• EXERCISE REQUIREMENTS
A word-for-word transcript of every entry is required.

[EXERCISE DATA]

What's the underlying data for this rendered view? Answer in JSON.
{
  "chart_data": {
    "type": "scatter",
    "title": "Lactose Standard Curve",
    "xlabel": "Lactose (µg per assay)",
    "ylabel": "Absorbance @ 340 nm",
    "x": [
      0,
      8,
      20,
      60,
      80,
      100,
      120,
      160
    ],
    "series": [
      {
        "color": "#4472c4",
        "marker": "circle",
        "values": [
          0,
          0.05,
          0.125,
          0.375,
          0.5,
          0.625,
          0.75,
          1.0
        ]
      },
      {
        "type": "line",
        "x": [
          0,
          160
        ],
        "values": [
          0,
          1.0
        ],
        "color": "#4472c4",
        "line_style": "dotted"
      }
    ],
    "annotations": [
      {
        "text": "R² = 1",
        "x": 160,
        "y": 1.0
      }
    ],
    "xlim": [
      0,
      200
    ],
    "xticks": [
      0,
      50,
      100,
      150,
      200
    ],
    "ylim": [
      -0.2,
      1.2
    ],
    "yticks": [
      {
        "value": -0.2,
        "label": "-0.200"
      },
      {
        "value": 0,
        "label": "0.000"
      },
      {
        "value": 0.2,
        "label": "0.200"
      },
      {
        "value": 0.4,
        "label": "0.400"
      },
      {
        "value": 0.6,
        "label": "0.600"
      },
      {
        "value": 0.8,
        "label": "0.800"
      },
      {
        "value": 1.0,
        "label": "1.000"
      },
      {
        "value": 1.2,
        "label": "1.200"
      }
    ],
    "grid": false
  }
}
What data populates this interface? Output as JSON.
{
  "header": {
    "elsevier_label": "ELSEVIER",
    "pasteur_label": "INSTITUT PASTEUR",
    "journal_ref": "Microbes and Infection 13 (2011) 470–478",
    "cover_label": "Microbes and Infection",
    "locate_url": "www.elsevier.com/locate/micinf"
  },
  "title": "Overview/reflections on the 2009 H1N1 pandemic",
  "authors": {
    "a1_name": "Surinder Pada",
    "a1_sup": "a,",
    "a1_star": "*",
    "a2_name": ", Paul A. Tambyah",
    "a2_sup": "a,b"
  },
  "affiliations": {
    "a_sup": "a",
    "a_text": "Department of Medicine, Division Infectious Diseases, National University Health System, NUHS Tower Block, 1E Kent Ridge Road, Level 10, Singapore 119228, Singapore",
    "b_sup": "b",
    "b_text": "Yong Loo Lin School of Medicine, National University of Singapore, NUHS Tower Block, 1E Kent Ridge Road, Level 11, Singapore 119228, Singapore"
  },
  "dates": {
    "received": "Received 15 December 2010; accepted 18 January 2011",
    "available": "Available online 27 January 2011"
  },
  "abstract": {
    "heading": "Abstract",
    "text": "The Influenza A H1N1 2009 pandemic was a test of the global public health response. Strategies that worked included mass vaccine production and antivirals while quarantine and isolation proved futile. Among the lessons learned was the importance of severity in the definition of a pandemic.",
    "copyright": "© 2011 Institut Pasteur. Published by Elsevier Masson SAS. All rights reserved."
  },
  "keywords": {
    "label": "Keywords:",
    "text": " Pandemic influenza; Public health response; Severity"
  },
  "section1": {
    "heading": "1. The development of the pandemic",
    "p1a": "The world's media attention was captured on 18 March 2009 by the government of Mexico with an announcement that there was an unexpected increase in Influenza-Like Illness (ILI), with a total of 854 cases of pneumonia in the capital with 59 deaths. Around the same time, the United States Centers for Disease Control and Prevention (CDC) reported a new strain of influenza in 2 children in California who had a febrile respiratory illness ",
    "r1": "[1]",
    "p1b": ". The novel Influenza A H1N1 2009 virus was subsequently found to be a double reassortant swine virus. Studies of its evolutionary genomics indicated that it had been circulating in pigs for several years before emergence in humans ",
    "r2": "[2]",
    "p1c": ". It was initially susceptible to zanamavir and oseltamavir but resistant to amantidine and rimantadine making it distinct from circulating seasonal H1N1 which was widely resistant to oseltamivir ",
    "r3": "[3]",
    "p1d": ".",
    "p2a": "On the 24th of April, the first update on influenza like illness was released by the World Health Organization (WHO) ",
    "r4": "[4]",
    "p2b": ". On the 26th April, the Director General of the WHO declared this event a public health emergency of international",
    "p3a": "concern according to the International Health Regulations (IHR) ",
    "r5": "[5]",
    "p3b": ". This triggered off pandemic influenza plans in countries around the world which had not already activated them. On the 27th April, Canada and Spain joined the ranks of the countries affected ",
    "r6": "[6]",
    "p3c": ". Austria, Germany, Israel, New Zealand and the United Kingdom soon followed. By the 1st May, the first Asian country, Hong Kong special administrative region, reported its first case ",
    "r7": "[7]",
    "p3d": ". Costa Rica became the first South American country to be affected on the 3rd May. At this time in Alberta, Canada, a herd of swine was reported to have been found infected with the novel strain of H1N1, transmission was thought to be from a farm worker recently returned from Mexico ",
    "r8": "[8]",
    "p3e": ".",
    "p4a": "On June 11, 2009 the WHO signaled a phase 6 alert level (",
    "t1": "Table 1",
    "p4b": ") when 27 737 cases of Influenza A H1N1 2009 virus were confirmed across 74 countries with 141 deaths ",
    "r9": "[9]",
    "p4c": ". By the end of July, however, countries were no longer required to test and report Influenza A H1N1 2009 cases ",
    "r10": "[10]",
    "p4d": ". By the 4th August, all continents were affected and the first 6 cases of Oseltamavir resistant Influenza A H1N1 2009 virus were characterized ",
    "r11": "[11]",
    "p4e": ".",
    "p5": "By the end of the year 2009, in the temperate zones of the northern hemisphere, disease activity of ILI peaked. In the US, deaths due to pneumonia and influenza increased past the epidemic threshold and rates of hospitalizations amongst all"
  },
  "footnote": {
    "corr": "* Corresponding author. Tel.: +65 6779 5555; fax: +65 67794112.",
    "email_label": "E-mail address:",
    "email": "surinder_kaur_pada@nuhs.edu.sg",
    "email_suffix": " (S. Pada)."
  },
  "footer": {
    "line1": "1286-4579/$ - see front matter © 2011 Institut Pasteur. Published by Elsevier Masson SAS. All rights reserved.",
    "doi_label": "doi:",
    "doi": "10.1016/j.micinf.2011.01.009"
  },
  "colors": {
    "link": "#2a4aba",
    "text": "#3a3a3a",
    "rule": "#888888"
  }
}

[/EXERCISE DATA]

• SOLUTION FOR THIS PROBLEM
What's the underlying data for this rendered view? Answer in JSON.
{
  "chart_data": {
    "type": "scatter",
    "title": "Lactose Standard Curve",
    "xlabel": "Lactose (µg per assay)",
    "ylabel": "Absorbance @ 340 nm",
    "x": [
      0,
      8,
      20,
      60,
      80,
      100,
      120,
      160
    ],
    "series": [
      {
        "color": "#4472c4",
        "marker": "circle",
        "values": [
          0,
          0.05,
          0.125,
          0.375,
          0.5,
          0.625,
          0.75,
          1.0
        ]
      },
      {
        "type": "line",
        "x": [
          0,
          160
        ],
        "values": [
          0,
          1.0
        ],
        "color": "#4472c4",
        "line_style": "dotted"
      }
    ],
    "annotations": [
      {
        "text": "R² = 1",
        "x": 160,
        "y": 1.0
      }
    ],
    "xlim": [
      0,
      200
    ],
    "xticks": [
      0,
      50,
      100,
      150,
      200
    ],
    "ylim": [
      -0.2,
      1.2
    ],
    "yticks": [
      {
        "value": -0.2,
        "label": "-0.200"
      },
      {
        "value": 0,
        "label": "0.000"
      },
      {
        "value": 0.2,
        "label": "0.200"
      },
      {
        "value": 0.4,
        "label": "0.400"
      },
      {
        "value": 0.6,
        "label": "0.600"
      },
      {
        "value": 0.8,
        "label": "0.800"
      },
      {
        "value": 1.0,
        "label": "1.000"
      },
      {
        "value": 1.2,
        "label": "1.200"
      }
    ],
    "grid": false
  }
}
What data populates this interface? Output as JSON.
{
  "header": {
    "elsevier_label": "ELSEVIER",
    "pasteur_label": "INSTITUT PASTEUR",
    "journal_ref": "Microbes and Infection 13 (2011) 470–478",
    "cover_label": "Microbes and Infection",
    "locate_url": "www.elsevier.com/locate/micinf"
  },
  "title": "Overview/reflections on the 2009 H1N1 pandemic",
  "authors": {
    "a1_name": "Surinder Pada",
    "a1_sup": "a,",
    "a1_star": "*",
    "a2_name": ", Paul A. Tambyah",
    "a2_sup": "a,b"
  },
  "affiliations": {
    "a_sup": "a",
    "a_text": "Department of Medicine, Division Infectious Diseases, National University Health System, NUHS Tower Block, 1E Kent Ridge Road, Level 10, Singapore 119228, Singapore",
    "b_sup": "b",
    "b_text": "Yong Loo Lin School of Medicine, National University of Singapore, NUHS Tower Block, 1E Kent Ridge Road, Level 11, Singapore 119228, Singapore"
  },
  "dates": {
    "received": "Received 15 December 2010; accepted 18 January 2011",
    "available": "Available online 27 January 2011"
  },
  "abstract": {
    "heading": "Abstract",
    "text": "The Influenza A H1N1 2009 pandemic was a test of the global public health response. Strategies that worked included mass vaccine production and antivirals while quarantine and isolation proved futile. Among the lessons learned was the importance of severity in the definition of a pandemic.",
    "copyright": "© 2011 Institut Pasteur. Published by Elsevier Masson SAS. All rights reserved."
  },
  "keywords": {
    "label": "Keywords:",
    "text": " Pandemic influenza; Public health response; Severity"
  },
  "section1": {
    "heading": "1. The development of the pandemic",
    "p1a": "The world's media attention was captured on 18 March 2009 by the government of Mexico with an announcement that there was an unexpected increase in Influenza-Like Illness (ILI), with a total of 854 cases of pneumonia in the capital with 59 deaths. Around the same time, the United States Centers for Disease Control and Prevention (CDC) reported a new strain of influenza in 2 children in California who had a febrile respiratory illness ",
    "r1": "[1]",
    "p1b": ". The novel Influenza A H1N1 2009 virus was subsequently found to be a double reassortant swine virus. Studies of its evolutionary genomics indicated that it had been circulating in pigs for several years before emergence in humans ",
    "r2": "[2]",
    "p1c": ". It was initially susceptible to zanamavir and oseltamavir but resistant to amantidine and rimantadine making it distinct from circulating seasonal H1N1 which was widely resistant to oseltamivir ",
    "r3": "[3]",
    "p1d": ".",
    "p2a": "On the 24th of April, the first update on influenza like illness was released by the World Health Organization (WHO) ",
    "r4": "[4]",
    "p2b": ". On the 26th April, the Director General of the WHO declared this event a public health emergency of international",
    "p3a": "concern according to the International Health Regulations (IHR) ",
    "r5": "[5]",
    "p3b": ". This triggered off pandemic influenza plans in countries around the world which had not already activated them. On the 27th April, Canada and Spain joined the ranks of the countries affected ",
    "r6": "[6]",
    "p3c": ". Austria, Germany, Israel, New Zealand and the United Kingdom soon followed. By the 1st May, the first Asian country, Hong Kong special administrative region, reported its first case ",
    "r7": "[7]",
    "p3d": ". Costa Rica became the first South American country to be affected on the 3rd May. At this time in Alberta, Canada, a herd of swine was reported to have been found infected with the novel strain of H1N1, transmission was thought to be from a farm worker recently returned from Mexico ",
    "r8": "[8]",
    "p3e": ".",
    "p4a": "On June 11, 2009 the WHO signaled a phase 6 alert level (",
    "t1": "Table 1",
    "p4b": ") when 27 737 cases of Influenza A H1N1 2009 virus were confirmed across 74 countries with 141 deaths ",
    "r9": "[9]",
    "p4c": ". By the end of July, however, countries were no longer required to test and report Influenza A H1N1 2009 cases ",
    "r10": "[10]",
    "p4d": ". By the 4th August, all continents were affected and the first 6 cases of Oseltamavir resistant Influenza A H1N1 2009 virus were characterized ",
    "r11": "[11]",
    "p4e": ".",
    "p5": "By the end of the year 2009, in the temperate zones of the northern hemisphere, disease activity of ILI peaked. In the US, deaths due to pneumonia and influenza increased past the epidemic threshold and rates of hospitalizations amongst all"
  },
  "footnote": {
    "corr": "* Corresponding author. Tel.: +65 6779 5555; fax: +65 67794112.",
    "email_label": "E-mail address:",
    "email": "surinder_kaur_pada@nuhs.edu.sg",
    "email_suffix": " (S. Pada)."
  },
  "footer": {
    "line1": "1286-4579/$ - see front matter © 2011 Institut Pasteur. Published by Elsevier Masson SAS. All rights reserved.",
    "doi_label": "doi:",
    "doi": "10.1016/j.micinf.2011.01.009"
  },
  "colors": {
    "link": "#2a4aba",
    "text": "#3a3a3a",
    "rule": "#888888"
  }
}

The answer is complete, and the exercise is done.